-- Start --

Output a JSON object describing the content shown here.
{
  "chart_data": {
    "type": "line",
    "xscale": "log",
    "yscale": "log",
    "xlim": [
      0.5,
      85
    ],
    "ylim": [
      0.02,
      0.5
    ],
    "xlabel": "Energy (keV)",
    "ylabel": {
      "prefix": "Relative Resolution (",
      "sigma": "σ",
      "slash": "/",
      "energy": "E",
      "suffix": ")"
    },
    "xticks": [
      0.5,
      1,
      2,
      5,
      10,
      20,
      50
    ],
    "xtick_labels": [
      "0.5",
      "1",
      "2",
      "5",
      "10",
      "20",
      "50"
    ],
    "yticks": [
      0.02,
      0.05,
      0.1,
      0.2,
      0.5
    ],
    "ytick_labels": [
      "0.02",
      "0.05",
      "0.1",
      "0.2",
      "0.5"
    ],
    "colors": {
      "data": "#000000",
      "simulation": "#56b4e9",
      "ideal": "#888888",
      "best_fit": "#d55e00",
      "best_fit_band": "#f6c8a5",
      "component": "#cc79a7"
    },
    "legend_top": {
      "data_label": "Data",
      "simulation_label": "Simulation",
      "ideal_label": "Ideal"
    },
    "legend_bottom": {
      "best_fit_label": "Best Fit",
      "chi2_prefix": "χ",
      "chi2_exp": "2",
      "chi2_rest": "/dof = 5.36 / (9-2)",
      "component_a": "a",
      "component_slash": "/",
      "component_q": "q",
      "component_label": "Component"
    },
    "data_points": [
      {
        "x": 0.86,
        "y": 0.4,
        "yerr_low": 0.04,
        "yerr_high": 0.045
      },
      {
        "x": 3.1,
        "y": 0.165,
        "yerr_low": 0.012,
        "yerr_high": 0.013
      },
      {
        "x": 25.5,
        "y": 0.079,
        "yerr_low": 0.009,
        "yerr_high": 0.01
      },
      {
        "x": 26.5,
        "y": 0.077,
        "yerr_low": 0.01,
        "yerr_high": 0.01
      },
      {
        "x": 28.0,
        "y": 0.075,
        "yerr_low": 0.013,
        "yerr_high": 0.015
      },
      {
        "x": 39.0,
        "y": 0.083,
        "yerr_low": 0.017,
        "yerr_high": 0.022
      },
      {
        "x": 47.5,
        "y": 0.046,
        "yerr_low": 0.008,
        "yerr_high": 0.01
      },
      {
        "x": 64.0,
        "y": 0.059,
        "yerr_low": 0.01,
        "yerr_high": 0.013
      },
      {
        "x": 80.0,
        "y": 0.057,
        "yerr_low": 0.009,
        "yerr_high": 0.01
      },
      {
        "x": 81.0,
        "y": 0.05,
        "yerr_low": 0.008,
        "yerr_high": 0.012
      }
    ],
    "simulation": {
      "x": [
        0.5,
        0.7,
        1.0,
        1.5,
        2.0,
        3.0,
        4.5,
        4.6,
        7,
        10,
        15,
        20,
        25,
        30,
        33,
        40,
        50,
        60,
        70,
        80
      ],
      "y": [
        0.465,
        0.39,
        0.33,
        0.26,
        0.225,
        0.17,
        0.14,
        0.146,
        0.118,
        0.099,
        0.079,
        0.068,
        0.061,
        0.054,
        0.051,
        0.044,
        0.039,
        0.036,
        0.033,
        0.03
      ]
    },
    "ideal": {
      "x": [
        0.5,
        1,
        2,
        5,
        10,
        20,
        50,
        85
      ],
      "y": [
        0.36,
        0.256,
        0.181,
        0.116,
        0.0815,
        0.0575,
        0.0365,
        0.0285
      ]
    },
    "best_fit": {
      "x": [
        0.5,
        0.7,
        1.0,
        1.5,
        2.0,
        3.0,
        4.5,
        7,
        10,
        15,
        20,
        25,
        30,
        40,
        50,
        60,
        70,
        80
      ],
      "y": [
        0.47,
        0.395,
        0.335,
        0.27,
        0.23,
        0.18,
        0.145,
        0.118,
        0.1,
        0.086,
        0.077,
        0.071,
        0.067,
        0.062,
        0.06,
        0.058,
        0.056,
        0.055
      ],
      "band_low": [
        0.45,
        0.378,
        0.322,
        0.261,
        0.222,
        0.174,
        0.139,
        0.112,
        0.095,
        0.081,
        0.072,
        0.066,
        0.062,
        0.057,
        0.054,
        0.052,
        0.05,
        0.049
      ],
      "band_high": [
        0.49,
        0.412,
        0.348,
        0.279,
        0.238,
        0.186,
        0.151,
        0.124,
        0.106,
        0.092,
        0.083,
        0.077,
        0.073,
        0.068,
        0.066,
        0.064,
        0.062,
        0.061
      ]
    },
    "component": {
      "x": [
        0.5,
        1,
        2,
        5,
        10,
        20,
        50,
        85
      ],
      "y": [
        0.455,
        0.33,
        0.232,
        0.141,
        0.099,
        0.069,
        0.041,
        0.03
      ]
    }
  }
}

-- End --

## SET EXERCISE
Extract the entries above verbatim.

## TASK SOLUTION
Output a JSON object describing the content shown here.
{
  "chart_data": {
    "type": "line",
    "xscale": "log",
    "yscale": "log",
    "xlim": [
      0.5,
      85
    ],
    "ylim": [
      0.02,
      0.5
    ],
    "xlabel": "Energy (keV)",
    "ylabel": {
      "prefix": "Relative Resolution (",
      "sigma": "σ",
      "slash": "/",
      "energy": "E",
      "suffix": ")"
    },
    "xticks": [
      0.5,
      1,
      2,
      5,
      10,
      20,
      50
    ],
    "xtick_labels": [
      "0.5",
      "1",
      "2",
      "5",
      "10",
      "20",
      "50"
    ],
    "yticks": [
      0.02,
      0.05,
      0.1,
      0.2,
      0.5
    ],
    "ytick_labels": [
      "0.02",
      "0.05",
      "0.1",
      "0.2",
      "0.5"
    ],
    "colors": {
      "data": "#000000",
      "simulation": "#56b4e9",
      "ideal": "#888888",
      "best_fit": "#d55e00",
      "best_fit_band": "#f6c8a5",
      "component": "#cc79a7"
    },
    "legend_top": {
      "data_label": "Data",
      "simulation_label": "Simulation",
      "ideal_label": "Ideal"
    },
    "legend_bottom": {
      "best_fit_label": "Best Fit",
      "chi2_prefix": "χ",
      "chi2_exp": "2",
      "chi2_rest": "/dof = 5.36 / (9-2)",
      "component_a": "a",
      "component_slash": "/",
      "component_q": "q",
      "component_label": "Component"
    },
    "data_points": [
      {
        "x": 0.86,
        "y": 0.4,
        "yerr_low": 0.04,
        "yerr_high": 0.045
      },
      {
        "x": 3.1,
        "y": 0.165,
        "yerr_low": 0.012,
        "yerr_high": 0.013
      },
      {
        "x": 25.5,
        "y": 0.079,
        "yerr_low": 0.009,
        "yerr_high": 0.01
      },
      {
        "x": 26.5,
        "y": 0.077,
        "yerr_low": 0.01,
        "yerr_high": 0.01
      },
      {
        "x": 28.0,
        "y": 0.075,
        "yerr_low": 0.013,
        "yerr_high": 0.015
      },
      {
        "x": 39.0,
        "y": 0.083,
        "yerr_low": 0.017,
        "yerr_high": 0.022
      },
      {
        "x": 47.5,
        "y": 0.046,
        "yerr_low": 0.008,
        "yerr_high": 0.01
      },
      {
        "x": 64.0,
        "y": 0.059,
        "yerr_low": 0.01,
        "yerr_high": 0.013
      },
      {
        "x": 80.0,
        "y": 0.057,
        "yerr_low": 0.009,
        "yerr_high": 0.01
      },
      {
        "x": 81.0,
        "y": 0.05,
        "yerr_low": 0.008,
        "yerr_high": 0.012
      }
    ],
    "simulation": {
      "x": [
        0.5,
        0.7,
        1.0,
        1.5,
        2.0,
        3.0,
        4.5,
        4.6,
        7,
        10,
        15,
        20,
        25,
        30,
        33,
        40,
        50,
        60,
        70,
        80
      ],
      "y": [
        0.465,
        0.39,
        0.33,
        0.26,
        0.225,
        0.17,
        0.14,
        0.146,
        0.118,
        0.099,
        0.079,
        0.068,
        0.061,
        0.054,
        0.051,
        0.044,
        0.039,
        0.036,
        0.033,
        0.03
      ]
    },
    "ideal": {
      "x": [
        0.5,
        1,
        2,
        5,
        10,
        20,
        50,
        85
      ],
      "y": [
        0.36,
        0.256,
        0.181,
        0.116,
        0.0815,
        0.0575,
        0.0365,
        0.0285
      ]
    },
    "best_fit": {
      "x": [
        0.5,
        0.7,
        1.0,
        1.5,
        2.0,
        3.0,
        4.5,
        7,
        10,
        15,
        20,
        25,
        30,
        40,
        50,
        60,
        70,
        80
      ],
      "y": [
        0.47,
        0.395,
        0.335,
        0.27,
        0.23,
        0.18,
        0.145,
        0.118,
        0.1,
        0.086,
        0.077,
        0.071,
        0.067,
        0.062,
        0.06,
        0.058,
        0.056,
        0.055
      ],
      "band_low": [
        0.45,
        0.378,
        0.322,
        0.261,
        0.222,
        0.174,
        0.139,
        0.112,
        0.095,
        0.081,
        0.072,
        0.066,
        0.062,
        0.057,
        0.054,
        0.052,
        0.05,
        0.049
      ],
      "band_high": [
        0.49,
        0.412,
        0.348,
        0.279,
        0.238,
        0.186,
        0.151,
        0.124,
        0.106,
        0.092,
        0.083,
        0.077,
        0.073,
        0.068,
        0.066,
        0.064,
        0.062,
        0.061
      ]
    },
    "component": {
      "x": [
        0.5,
        1,
        2,
        5,
        10,
        20,
        50,
        85
      ],
      "y": [
        0.455,
        0.33,
        0.232,
        0.141,
        0.099,
        0.069,
        0.041,
        0.03
      ]
    }
  }
}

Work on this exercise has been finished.